Repeat every line below exactly as it reads.

- _Provided data_
════════
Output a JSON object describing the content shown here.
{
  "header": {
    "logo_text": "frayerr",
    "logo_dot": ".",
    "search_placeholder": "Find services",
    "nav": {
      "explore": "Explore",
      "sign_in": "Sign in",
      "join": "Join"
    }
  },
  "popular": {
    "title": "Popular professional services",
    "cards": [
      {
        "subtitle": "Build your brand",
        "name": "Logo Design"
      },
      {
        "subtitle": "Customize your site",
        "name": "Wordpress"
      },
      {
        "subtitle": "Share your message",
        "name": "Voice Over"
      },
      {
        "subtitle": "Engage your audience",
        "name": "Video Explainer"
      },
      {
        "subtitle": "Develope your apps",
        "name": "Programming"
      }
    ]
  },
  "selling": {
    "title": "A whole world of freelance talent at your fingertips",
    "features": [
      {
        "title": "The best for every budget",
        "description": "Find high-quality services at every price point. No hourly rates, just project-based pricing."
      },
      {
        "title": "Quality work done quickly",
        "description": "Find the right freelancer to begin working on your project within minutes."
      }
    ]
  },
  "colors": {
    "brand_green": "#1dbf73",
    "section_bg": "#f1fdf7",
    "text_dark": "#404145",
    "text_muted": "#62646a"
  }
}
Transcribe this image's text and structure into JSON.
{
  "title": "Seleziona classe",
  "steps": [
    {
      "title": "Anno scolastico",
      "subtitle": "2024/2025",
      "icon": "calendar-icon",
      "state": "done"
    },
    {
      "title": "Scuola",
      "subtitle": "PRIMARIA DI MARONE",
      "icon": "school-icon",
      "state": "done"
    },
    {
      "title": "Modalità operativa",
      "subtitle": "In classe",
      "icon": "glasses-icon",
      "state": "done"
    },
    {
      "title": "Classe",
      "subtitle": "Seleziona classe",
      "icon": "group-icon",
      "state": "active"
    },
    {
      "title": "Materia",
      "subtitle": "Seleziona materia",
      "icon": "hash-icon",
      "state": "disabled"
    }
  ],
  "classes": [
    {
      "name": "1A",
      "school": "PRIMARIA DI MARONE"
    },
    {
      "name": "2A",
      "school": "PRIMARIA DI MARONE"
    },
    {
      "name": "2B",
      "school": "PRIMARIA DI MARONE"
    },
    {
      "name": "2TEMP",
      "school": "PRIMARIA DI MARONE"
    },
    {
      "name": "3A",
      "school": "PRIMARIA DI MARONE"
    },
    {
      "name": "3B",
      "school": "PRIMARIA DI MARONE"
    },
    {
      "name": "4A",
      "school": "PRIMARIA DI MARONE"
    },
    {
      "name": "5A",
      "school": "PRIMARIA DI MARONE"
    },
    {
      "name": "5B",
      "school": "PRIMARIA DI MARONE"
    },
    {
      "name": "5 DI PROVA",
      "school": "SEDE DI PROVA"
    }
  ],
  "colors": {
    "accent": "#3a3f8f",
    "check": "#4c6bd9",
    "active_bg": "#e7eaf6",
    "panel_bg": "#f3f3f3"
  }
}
════════
- _Response for this exercise_
Output a JSON object describing the content shown here.
{
  "header": {
    "logo_text": "frayerr",
    "logo_dot": ".",
    "search_placeholder": "Find services",
    "nav": {
      "explore": "Explore",
      "sign_in": "Sign in",
      "join": "Join"
    }
  },
  "popular": {
    "title": "Popular professional services",
    "cards": [
      {
        "subtitle": "Build your brand",
        "name": "Logo Design"
      },
      {
        "subtitle": "Customize your site",
        "name": "Wordpress"
      },
      {
        "subtitle": "Share your message",
        "name": "Voice Over"
      },
      {
        "subtitle": "Engage your audience",
        "name": "Video Explainer"
      },
      {
        "subtitle": "Develope your apps",
        "name": "Programming"
      }
    ]
  },
  "selling": {
    "title": "A whole world of freelance talent at your fingertips",
    "features": [
      {
        "title": "The best for every budget",
        "description": "Find high-quality services at every price point. No hourly rates, just project-based pricing."
      },
      {
        "title": "Quality work done quickly",
        "description": "Find the right freelancer to begin working on your project within minutes."
      }
    ]
  },
  "colors": {
    "brand_green": "#1dbf73",
    "section_bg": "#f1fdf7",
    "text_dark": "#404145",
    "text_muted": "#62646a"
  }
}
Transcribe this image's text and structure into JSON.
{
  "title": "Seleziona classe",
  "steps": [
    {
      "title": "Anno scolastico",
      "subtitle": "2024/2025",
      "icon": "calendar-icon",
      "state": "done"
    },
    {
      "title": "Scuola",
      "subtitle": "PRIMARIA DI MARONE",
      "icon": "school-icon",
      "state": "done"
    },
    {
      "title": "Modalità operativa",
      "subtitle": "In classe",
      "icon": "glasses-icon",
      "state": "done"
    },
    {
      "title": "Classe",
      "subtitle": "Seleziona classe",
      "icon": "group-icon",
      "state": "active"
    },
    {
      "title": "Materia",
      "subtitle": "Seleziona materia",
      "icon": "hash-icon",
      "state": "disabled"
    }
  ],
  "classes": [
    {
      "name": "1A",
      "school": "PRIMARIA DI MARONE"
    },
    {
      "name": "2A",
      "school": "PRIMARIA DI MARONE"
    },
    {
      "name": "2B",
      "school": "PRIMARIA DI MARONE"
    },
    {
      "name": "2TEMP",
      "school": "PRIMARIA DI MARONE"
    },
    {
      "name": "3A",
      "school": "PRIMARIA DI MARONE"
    },
    {
      "name": "3B",
      "school": "PRIMARIA DI MARONE"
    },
    {
      "name": "4A",
      "school": "PRIMARIA DI MARONE"
    },
    {
      "name": "5A",
      "school": "PRIMARIA DI MARONE"
    },
    {
      "name": "5B",
      "school": "PRIMARIA DI MARONE"
    },
    {
      "name": "5 DI PROVA",
      "school": "SEDE DI PROVA"
    }
  ],
  "colors": {
    "accent": "#3a3f8f",
    "check": "#4c6bd9",
    "active_bg": "#e7eaf6",
    "panel_bg": "#f3f3f3"
  }
}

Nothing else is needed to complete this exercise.